Short task:
Identify the lines that contain the word "sandstone" and copy each one.

start Input records

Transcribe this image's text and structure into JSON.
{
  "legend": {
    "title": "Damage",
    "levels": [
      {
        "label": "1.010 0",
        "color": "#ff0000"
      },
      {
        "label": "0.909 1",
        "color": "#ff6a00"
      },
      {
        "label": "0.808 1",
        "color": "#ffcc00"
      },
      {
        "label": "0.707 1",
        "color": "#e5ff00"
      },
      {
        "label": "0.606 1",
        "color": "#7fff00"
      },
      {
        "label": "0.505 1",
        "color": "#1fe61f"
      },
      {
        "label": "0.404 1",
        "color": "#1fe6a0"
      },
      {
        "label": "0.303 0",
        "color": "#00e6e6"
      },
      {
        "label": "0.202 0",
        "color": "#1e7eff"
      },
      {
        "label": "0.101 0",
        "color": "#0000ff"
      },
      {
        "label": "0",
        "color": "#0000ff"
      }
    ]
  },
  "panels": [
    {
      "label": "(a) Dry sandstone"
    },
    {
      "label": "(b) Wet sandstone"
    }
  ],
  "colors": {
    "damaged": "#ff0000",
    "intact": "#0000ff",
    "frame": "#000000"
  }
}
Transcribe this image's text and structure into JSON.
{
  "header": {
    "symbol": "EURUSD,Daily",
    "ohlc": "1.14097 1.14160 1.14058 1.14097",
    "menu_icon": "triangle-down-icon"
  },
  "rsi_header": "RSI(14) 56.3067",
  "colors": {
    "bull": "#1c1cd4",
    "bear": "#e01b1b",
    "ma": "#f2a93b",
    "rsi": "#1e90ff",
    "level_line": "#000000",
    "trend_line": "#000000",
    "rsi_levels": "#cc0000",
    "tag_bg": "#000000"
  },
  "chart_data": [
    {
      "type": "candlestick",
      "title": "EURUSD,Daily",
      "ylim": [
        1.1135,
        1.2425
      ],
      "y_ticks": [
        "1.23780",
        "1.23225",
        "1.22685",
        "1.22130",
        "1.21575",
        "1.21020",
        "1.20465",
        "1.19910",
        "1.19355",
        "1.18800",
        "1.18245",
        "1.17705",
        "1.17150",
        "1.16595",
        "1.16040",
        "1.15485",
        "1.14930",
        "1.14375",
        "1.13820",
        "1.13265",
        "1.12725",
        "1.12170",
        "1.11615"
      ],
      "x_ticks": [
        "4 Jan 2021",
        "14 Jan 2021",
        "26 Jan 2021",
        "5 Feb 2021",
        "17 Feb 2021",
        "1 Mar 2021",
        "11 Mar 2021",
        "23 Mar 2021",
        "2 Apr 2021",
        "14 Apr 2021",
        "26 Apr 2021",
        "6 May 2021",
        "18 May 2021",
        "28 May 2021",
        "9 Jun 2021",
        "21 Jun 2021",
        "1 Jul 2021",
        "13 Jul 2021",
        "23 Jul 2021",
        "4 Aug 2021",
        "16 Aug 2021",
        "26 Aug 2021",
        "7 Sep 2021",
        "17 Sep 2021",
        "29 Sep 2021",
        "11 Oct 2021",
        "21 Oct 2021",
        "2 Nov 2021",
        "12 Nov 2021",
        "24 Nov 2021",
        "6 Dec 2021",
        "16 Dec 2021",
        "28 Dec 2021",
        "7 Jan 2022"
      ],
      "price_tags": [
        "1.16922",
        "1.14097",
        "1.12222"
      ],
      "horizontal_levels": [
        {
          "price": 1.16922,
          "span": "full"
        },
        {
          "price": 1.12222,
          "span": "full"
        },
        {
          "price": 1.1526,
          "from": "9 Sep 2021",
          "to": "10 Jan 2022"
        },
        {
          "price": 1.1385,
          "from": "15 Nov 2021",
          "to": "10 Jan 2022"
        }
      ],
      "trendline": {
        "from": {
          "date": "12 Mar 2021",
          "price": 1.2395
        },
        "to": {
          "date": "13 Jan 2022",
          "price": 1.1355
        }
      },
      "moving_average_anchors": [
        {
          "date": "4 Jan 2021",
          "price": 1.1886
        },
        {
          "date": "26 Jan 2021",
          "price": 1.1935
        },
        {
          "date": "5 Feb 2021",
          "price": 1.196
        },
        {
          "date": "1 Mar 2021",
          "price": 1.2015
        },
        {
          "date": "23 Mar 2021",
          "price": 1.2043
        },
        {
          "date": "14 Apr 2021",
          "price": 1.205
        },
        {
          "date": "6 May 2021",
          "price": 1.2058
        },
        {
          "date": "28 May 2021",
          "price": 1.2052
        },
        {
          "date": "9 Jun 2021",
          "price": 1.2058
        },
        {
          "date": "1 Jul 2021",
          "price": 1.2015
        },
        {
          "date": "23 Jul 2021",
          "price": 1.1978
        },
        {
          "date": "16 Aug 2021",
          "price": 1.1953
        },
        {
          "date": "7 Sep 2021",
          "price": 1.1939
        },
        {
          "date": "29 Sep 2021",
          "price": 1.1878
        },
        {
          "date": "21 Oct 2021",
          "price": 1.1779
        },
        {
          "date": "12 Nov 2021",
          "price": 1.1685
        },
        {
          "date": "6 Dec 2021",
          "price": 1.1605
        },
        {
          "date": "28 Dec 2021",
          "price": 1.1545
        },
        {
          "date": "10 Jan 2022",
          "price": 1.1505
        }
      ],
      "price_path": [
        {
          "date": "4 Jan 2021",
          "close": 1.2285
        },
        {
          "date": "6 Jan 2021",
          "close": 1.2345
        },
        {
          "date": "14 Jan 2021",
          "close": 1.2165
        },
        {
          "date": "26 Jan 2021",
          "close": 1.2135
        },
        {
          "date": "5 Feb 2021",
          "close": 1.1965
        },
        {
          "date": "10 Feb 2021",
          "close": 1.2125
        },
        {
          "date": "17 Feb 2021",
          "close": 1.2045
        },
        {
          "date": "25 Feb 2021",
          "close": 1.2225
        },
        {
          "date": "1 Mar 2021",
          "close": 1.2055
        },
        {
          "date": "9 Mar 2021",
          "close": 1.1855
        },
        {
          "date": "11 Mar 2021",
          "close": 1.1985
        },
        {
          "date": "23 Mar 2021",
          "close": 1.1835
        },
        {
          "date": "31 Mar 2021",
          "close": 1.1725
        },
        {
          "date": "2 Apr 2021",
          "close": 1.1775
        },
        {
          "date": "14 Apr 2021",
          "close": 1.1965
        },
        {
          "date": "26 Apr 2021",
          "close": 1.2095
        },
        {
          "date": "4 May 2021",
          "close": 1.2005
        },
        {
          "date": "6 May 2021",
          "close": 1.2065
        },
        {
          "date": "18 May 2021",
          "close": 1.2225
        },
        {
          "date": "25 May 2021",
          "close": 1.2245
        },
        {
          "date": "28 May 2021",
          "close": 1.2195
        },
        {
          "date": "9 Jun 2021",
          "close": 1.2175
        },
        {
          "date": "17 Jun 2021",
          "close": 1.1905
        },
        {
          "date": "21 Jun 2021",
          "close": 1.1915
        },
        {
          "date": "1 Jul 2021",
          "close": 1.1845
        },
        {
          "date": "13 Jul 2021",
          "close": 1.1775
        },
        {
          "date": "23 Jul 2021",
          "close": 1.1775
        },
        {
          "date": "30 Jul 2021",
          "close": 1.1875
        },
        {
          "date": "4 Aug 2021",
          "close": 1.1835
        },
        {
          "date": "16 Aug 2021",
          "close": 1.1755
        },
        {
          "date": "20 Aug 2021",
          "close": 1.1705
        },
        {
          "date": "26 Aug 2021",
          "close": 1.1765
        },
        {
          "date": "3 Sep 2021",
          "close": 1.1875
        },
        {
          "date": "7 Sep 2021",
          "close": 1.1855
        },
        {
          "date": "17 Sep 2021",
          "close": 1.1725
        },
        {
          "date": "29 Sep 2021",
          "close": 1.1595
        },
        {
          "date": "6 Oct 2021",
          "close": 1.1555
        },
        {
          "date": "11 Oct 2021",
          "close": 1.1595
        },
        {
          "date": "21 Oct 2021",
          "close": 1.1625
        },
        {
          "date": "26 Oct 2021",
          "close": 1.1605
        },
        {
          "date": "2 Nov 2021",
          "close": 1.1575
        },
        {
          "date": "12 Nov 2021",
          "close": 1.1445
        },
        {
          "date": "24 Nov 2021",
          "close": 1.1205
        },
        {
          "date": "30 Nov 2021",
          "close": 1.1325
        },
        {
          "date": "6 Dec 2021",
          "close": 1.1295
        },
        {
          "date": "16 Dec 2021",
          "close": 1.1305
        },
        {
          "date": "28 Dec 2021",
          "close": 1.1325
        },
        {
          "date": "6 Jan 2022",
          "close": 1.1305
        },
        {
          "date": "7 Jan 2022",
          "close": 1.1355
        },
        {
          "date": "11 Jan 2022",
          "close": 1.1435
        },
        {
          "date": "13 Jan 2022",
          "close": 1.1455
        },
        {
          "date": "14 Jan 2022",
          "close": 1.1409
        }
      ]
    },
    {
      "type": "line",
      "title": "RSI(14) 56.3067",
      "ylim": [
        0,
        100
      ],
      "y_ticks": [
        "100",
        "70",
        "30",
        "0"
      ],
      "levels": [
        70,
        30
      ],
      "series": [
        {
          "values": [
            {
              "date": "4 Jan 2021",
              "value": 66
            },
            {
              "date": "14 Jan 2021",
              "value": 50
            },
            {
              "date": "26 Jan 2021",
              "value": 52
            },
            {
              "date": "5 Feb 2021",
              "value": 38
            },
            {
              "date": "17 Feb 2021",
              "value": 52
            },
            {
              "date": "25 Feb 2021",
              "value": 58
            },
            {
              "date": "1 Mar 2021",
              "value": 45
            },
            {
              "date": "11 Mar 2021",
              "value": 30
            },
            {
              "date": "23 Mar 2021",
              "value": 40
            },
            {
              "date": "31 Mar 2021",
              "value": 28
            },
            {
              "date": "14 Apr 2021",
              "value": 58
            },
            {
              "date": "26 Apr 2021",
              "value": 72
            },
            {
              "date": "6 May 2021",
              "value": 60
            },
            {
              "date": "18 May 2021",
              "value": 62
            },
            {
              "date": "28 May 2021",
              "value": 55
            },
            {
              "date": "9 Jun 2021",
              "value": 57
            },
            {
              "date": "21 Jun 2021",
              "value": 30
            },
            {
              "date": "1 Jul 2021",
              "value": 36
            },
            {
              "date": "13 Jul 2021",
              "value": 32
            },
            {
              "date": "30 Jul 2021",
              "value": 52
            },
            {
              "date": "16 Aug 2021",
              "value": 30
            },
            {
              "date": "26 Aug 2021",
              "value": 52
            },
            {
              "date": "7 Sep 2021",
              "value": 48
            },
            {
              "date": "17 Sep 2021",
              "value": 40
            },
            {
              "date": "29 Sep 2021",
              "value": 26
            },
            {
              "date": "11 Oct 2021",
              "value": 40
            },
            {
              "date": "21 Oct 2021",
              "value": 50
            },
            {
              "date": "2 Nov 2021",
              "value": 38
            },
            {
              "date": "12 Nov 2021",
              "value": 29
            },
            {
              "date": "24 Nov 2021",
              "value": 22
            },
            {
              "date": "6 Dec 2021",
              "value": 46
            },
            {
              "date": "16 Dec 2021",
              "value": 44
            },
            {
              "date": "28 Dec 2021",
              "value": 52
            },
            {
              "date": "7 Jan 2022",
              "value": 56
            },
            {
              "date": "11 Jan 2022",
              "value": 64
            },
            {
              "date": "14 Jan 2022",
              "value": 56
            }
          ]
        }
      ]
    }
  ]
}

end Input records

Response to the task:
      "label": "(a) Dry sandstone"
      "label": "(b) Wet sandstone"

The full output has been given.